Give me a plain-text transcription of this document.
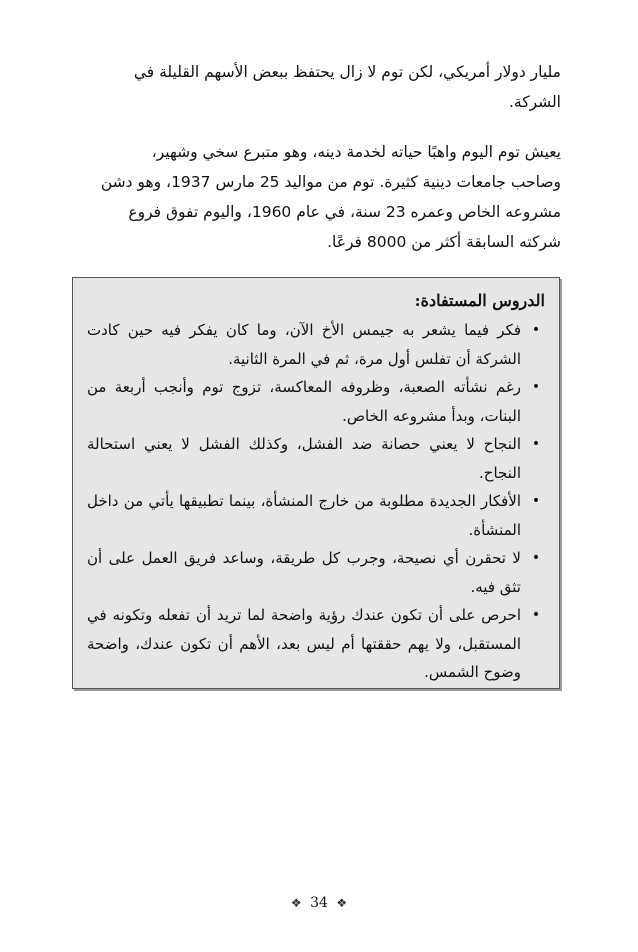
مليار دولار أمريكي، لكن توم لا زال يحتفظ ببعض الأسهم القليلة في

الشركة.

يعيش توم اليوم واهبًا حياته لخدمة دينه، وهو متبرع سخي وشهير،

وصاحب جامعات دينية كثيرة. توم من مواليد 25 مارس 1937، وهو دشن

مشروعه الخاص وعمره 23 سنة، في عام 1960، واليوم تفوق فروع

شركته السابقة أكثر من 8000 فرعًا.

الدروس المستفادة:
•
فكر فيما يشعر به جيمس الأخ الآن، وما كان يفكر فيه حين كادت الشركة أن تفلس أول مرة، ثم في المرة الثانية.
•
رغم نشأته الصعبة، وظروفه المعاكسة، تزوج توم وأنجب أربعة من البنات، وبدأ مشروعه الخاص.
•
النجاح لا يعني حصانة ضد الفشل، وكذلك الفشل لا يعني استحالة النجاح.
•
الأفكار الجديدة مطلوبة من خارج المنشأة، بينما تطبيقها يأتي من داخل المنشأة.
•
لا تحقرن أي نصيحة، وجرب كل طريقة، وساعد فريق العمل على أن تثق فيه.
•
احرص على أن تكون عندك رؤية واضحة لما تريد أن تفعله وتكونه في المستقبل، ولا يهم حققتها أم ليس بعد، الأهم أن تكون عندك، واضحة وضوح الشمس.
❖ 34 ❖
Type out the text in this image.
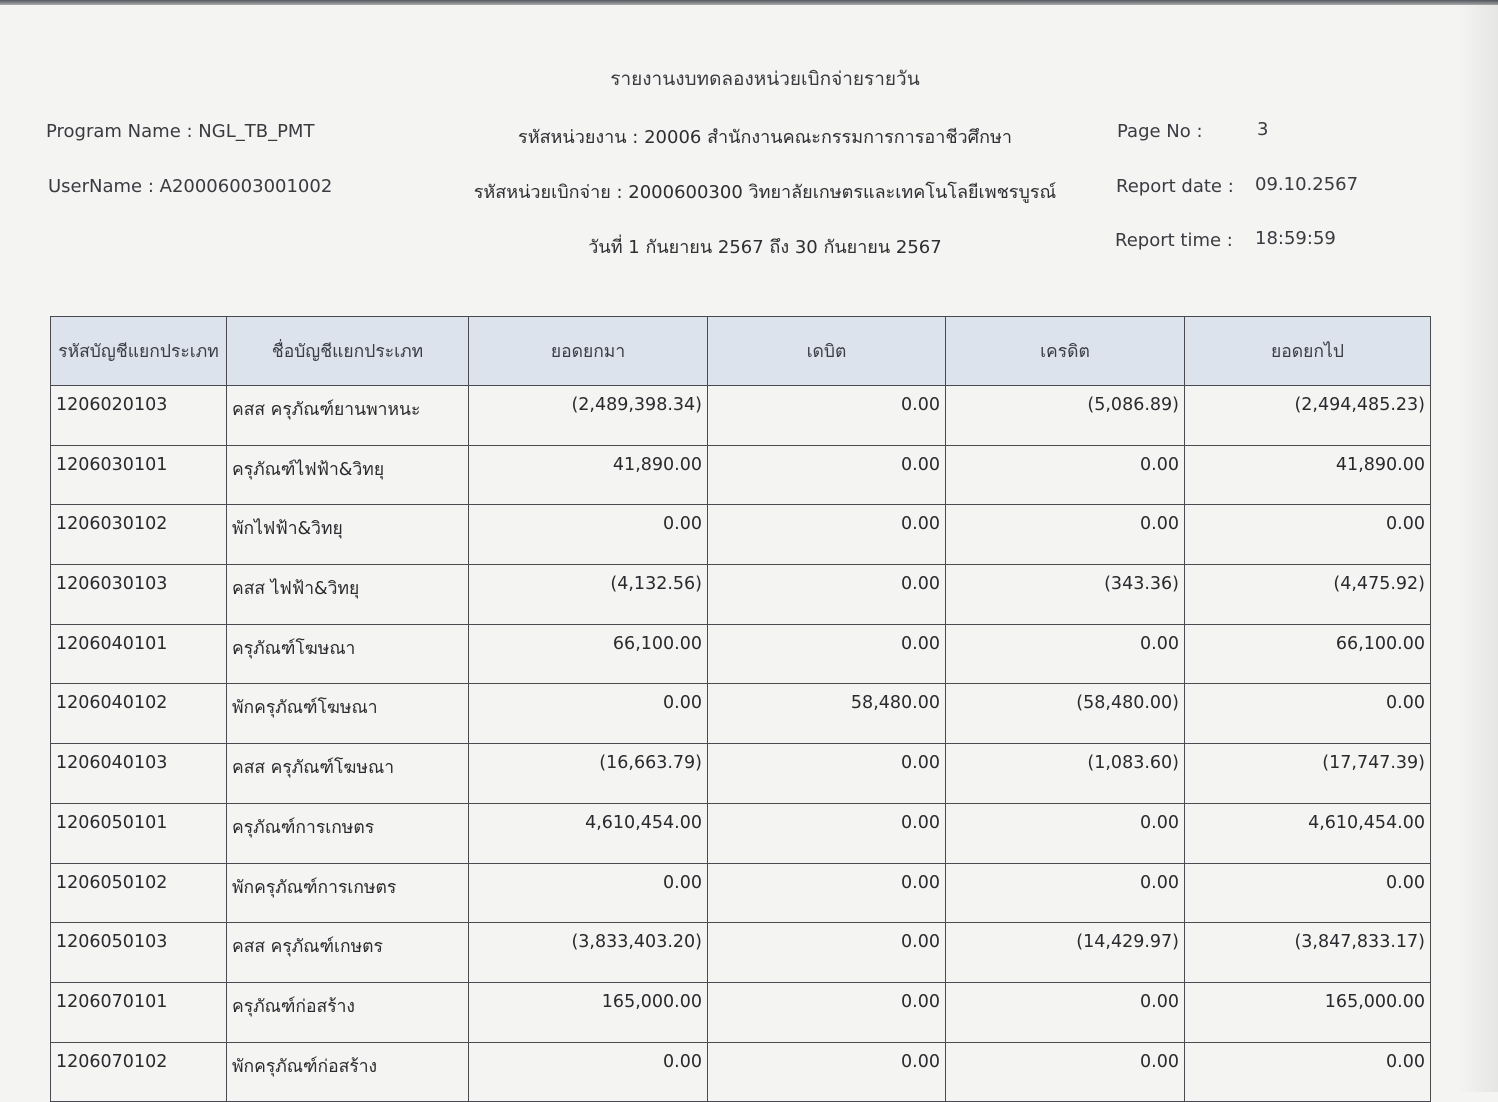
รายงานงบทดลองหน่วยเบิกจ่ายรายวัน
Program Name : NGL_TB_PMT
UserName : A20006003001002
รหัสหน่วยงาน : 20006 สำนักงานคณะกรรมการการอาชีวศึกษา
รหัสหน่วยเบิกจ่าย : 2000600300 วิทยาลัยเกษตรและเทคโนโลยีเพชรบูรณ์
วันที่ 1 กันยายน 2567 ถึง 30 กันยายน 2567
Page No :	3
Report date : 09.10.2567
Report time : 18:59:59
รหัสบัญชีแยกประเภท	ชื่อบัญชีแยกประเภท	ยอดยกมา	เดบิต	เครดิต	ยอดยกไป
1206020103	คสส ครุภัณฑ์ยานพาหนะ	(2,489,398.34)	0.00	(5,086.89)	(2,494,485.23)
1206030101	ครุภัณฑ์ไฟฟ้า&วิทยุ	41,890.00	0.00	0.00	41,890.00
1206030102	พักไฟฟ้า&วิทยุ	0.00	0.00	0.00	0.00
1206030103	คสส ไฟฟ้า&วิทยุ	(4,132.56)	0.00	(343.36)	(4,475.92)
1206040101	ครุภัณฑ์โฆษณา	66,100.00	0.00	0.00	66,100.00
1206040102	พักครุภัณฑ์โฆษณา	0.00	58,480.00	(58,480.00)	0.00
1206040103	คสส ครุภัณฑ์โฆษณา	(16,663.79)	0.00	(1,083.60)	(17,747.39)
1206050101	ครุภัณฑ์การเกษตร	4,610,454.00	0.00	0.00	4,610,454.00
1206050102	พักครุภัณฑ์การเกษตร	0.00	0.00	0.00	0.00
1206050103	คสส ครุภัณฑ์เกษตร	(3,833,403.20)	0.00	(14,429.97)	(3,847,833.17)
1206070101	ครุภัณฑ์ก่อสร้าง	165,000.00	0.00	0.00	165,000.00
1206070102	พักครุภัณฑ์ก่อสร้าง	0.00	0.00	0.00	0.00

==================================================

__Exercise requirements__
Copy every record character for character. Skip the pictures.

__Exercise response__
Give me a plain-text transcription of this document.
مليار دولار أمريكي، لكن توم لا زال يحتفظ ببعض الأسهم القليلة في

الشركة.

يعيش توم اليوم واهبًا حياته لخدمة دينه، وهو متبرع سخي وشهير،

وصاحب جامعات دينية كثيرة. توم من مواليد 25 مارس 1937، وهو دشن

مشروعه الخاص وعمره 23 سنة، في عام 1960، واليوم تفوق فروع

شركته السابقة أكثر من 8000 فرعًا.

الدروس المستفادة:
•
فكر فيما يشعر به جيمس الأخ الآن، وما كان يفكر فيه حين كادت الشركة أن تفلس أول مرة، ثم في المرة الثانية.
•
رغم نشأته الصعبة، وظروفه المعاكسة، تزوج توم وأنجب أربعة من البنات، وبدأ مشروعه الخاص.
•
النجاح لا يعني حصانة ضد الفشل، وكذلك الفشل لا يعني استحالة النجاح.
•
الأفكار الجديدة مطلوبة من خارج المنشأة، بينما تطبيقها يأتي من داخل المنشأة.
•
لا تحقرن أي نصيحة، وجرب كل طريقة، وساعد فريق العمل على أن تثق فيه.
•
احرص على أن تكون عندك رؤية واضحة لما تريد أن تفعله وتكونه في المستقبل، ولا يهم حققتها أم ليس بعد، الأهم أن تكون عندك، واضحة وضوح الشمس.
❖ 34 ❖
Type out the text in this image.
รายงานงบทดลองหน่วยเบิกจ่ายรายวัน
Program Name : NGL_TB_PMT
UserName : A20006003001002
รหัสหน่วยงาน : 20006 สำนักงานคณะกรรมการการอาชีวศึกษา
รหัสหน่วยเบิกจ่าย : 2000600300 วิทยาลัยเกษตรและเทคโนโลยีเพชรบูรณ์
วันที่ 1 กันยายน 2567 ถึง 30 กันยายน 2567
Page No :	3
Report date : 09.10.2567
Report time : 18:59:59
รหัสบัญชีแยกประเภท	ชื่อบัญชีแยกประเภท	ยอดยกมา	เดบิต	เครดิต	ยอดยกไป
1206020103	คสส ครุภัณฑ์ยานพาหนะ	(2,489,398.34)	0.00	(5,086.89)	(2,494,485.23)
1206030101	ครุภัณฑ์ไฟฟ้า&วิทยุ	41,890.00	0.00	0.00	41,890.00
1206030102	พักไฟฟ้า&วิทยุ	0.00	0.00	0.00	0.00
1206030103	คสส ไฟฟ้า&วิทยุ	(4,132.56)	0.00	(343.36)	(4,475.92)
1206040101	ครุภัณฑ์โฆษณา	66,100.00	0.00	0.00	66,100.00
1206040102	พักครุภัณฑ์โฆษณา	0.00	58,480.00	(58,480.00)	0.00
1206040103	คสส ครุภัณฑ์โฆษณา	(16,663.79)	0.00	(1,083.60)	(17,747.39)
1206050101	ครุภัณฑ์การเกษตร	4,610,454.00	0.00	0.00	4,610,454.00
1206050102	พักครุภัณฑ์การเกษตร	0.00	0.00	0.00	0.00
1206050103	คสส ครุภัณฑ์เกษตร	(3,833,403.20)	0.00	(14,429.97)	(3,847,833.17)
1206070101	ครุภัณฑ์ก่อสร้าง	165,000.00	0.00	0.00	165,000.00
1206070102	พักครุภัณฑ์ก่อสร้าง	0.00	0.00	0.00	0.00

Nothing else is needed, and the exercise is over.